# TASK GOAL
Reproduce all of the material exactly as shown.

# MATERIAL FOR THIS TASK

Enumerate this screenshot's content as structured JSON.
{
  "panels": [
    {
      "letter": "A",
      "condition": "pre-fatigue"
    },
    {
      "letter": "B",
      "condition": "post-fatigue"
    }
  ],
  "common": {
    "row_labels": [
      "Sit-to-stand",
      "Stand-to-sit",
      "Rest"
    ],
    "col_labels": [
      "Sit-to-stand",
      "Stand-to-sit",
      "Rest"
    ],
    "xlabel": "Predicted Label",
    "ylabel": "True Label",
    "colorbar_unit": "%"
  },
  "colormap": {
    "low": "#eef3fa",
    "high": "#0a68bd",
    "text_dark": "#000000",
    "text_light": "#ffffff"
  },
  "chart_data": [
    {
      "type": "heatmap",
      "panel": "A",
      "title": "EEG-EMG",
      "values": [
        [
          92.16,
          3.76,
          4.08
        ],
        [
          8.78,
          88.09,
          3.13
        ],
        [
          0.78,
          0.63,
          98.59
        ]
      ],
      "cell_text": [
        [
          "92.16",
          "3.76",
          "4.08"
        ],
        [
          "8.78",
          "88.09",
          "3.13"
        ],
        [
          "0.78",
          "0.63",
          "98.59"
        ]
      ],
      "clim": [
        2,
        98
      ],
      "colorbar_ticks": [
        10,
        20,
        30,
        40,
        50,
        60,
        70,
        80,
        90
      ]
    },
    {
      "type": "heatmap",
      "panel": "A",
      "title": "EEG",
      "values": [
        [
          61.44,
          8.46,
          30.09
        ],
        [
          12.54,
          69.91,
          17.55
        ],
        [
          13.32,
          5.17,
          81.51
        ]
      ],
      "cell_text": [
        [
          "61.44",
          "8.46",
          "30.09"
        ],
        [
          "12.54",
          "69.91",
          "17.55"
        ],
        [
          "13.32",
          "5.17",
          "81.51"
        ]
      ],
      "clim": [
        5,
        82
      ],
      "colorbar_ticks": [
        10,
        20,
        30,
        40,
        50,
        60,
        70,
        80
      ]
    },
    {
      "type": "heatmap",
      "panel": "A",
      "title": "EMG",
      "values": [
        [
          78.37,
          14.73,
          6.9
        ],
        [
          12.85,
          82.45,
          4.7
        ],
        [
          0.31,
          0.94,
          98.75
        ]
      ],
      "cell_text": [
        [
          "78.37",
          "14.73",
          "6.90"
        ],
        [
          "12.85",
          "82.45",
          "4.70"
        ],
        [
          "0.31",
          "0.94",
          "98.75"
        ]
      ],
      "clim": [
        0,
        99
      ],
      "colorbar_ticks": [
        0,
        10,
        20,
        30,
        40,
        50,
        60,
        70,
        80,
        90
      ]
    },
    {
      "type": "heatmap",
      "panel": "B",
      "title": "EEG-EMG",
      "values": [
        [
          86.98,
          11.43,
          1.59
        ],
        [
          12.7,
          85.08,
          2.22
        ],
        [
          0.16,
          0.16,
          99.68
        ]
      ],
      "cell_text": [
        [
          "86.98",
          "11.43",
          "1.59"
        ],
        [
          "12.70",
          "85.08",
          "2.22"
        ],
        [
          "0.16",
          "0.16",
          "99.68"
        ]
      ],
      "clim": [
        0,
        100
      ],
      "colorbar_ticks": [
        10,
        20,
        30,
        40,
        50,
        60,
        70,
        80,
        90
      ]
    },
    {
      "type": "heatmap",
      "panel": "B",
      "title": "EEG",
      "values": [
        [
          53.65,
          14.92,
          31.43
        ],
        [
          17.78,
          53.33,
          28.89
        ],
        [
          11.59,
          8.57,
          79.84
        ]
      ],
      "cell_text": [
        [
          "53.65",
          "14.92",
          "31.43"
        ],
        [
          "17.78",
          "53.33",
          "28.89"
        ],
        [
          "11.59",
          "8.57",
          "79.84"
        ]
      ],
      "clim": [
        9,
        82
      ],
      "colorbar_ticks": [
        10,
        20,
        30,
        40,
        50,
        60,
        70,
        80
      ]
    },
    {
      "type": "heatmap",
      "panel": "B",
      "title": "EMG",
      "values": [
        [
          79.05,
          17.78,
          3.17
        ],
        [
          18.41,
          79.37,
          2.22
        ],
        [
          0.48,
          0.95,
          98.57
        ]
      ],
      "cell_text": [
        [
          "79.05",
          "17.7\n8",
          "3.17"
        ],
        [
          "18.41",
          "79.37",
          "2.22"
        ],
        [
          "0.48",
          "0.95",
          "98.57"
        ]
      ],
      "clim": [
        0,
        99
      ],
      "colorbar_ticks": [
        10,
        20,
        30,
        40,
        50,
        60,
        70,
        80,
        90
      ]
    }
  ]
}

# OUTPUT OF THE EXERCISE
Enumerate this screenshot's content as structured JSON.
{
  "panels": [
    {
      "letter": "A",
      "condition": "pre-fatigue"
    },
    {
      "letter": "B",
      "condition": "post-fatigue"
    }
  ],
  "common": {
    "row_labels": [
      "Sit-to-stand",
      "Stand-to-sit",
      "Rest"
    ],
    "col_labels": [
      "Sit-to-stand",
      "Stand-to-sit",
      "Rest"
    ],
    "xlabel": "Predicted Label",
    "ylabel": "True Label",
    "colorbar_unit": "%"
  },
  "colormap": {
    "low": "#eef3fa",
    "high": "#0a68bd",
    "text_dark": "#000000",
    "text_light": "#ffffff"
  },
  "chart_data": [
    {
      "type": "heatmap",
      "panel": "A",
      "title": "EEG-EMG",
      "values": [
        [
          92.16,
          3.76,
          4.08
        ],
        [
          8.78,
          88.09,
          3.13
        ],
        [
          0.78,
          0.63,
          98.59
        ]
      ],
      "cell_text": [
        [
          "92.16",
          "3.76",
          "4.08"
        ],
        [
          "8.78",
          "88.09",
          "3.13"
        ],
        [
          "0.78",
          "0.63",
          "98.59"
        ]
      ],
      "clim": [
        2,
        98
      ],
      "colorbar_ticks": [
        10,
        20,
        30,
        40,
        50,
        60,
        70,
        80,
        90
      ]
    },
    {
      "type": "heatmap",
      "panel": "A",
      "title": "EEG",
      "values": [
        [
          61.44,
          8.46,
          30.09
        ],
        [
          12.54,
          69.91,
          17.55
        ],
        [
          13.32,
          5.17,
          81.51
        ]
      ],
      "cell_text": [
        [
          "61.44",
          "8.46",
          "30.09"
        ],
        [
          "12.54",
          "69.91",
          "17.55"
        ],
        [
          "13.32",
          "5.17",
          "81.51"
        ]
      ],
      "clim": [
        5,
        82
      ],
      "colorbar_ticks": [
        10,
        20,
        30,
        40,
        50,
        60,
        70,
        80
      ]
    },
    {
      "type": "heatmap",
      "panel": "A",
      "title": "EMG",
      "values": [
        [
          78.37,
          14.73,
          6.9
        ],
        [
          12.85,
          82.45,
          4.7
        ],
        [
          0.31,
          0.94,
          98.75
        ]
      ],
      "cell_text": [
        [
          "78.37",
          "14.73",
          "6.90"
        ],
        [
          "12.85",
          "82.45",
          "4.70"
        ],
        [
          "0.31",
          "0.94",
          "98.75"
        ]
      ],
      "clim": [
        0,
        99
      ],
      "colorbar_ticks": [
        0,
        10,
        20,
        30,
        40,
        50,
        60,
        70,
        80,
        90
      ]
    },
    {
      "type": "heatmap",
      "panel": "B",
      "title": "EEG-EMG",
      "values": [
        [
          86.98,
          11.43,
          1.59
        ],
        [
          12.7,
          85.08,
          2.22
        ],
        [
          0.16,
          0.16,
          99.68
        ]
      ],
      "cell_text": [
        [
          "86.98",
          "11.43",
          "1.59"
        ],
        [
          "12.70",
          "85.08",
          "2.22"
        ],
        [
          "0.16",
          "0.16",
          "99.68"
        ]
      ],
      "clim": [
        0,
        100
      ],
      "colorbar_ticks": [
        10,
        20,
        30,
        40,
        50,
        60,
        70,
        80,
        90
      ]
    },
    {
      "type": "heatmap",
      "panel": "B",
      "title": "EEG",
      "values": [
        [
          53.65,
          14.92,
          31.43
        ],
        [
          17.78,
          53.33,
          28.89
        ],
        [
          11.59,
          8.57,
          79.84
        ]
      ],
      "cell_text": [
        [
          "53.65",
          "14.92",
          "31.43"
        ],
        [
          "17.78",
          "53.33",
          "28.89"
        ],
        [
          "11.59",
          "8.57",
          "79.84"
        ]
      ],
      "clim": [
        9,
        82
      ],
      "colorbar_ticks": [
        10,
        20,
        30,
        40,
        50,
        60,
        70,
        80
      ]
    },
    {
      "type": "heatmap",
      "panel": "B",
      "title": "EMG",
      "values": [
        [
          79.05,
          17.78,
          3.17
        ],
        [
          18.41,
          79.37,
          2.22
        ],
        [
          0.48,
          0.95,
          98.57
        ]
      ],
      "cell_text": [
        [
          "79.05",
          "17.7\n8",
          "3.17"
        ],
        [
          "18.41",
          "79.37",
          "2.22"
        ],
        [
          "0.48",
          "0.95",
          "98.57"
        ]
      ],
      "clim": [
        0,
        99
      ],
      "colorbar_ticks": [
        10,
        20,
        30,
        40,
        50,
        60,
        70,
        80,
        90
      ]
    }
  ]
}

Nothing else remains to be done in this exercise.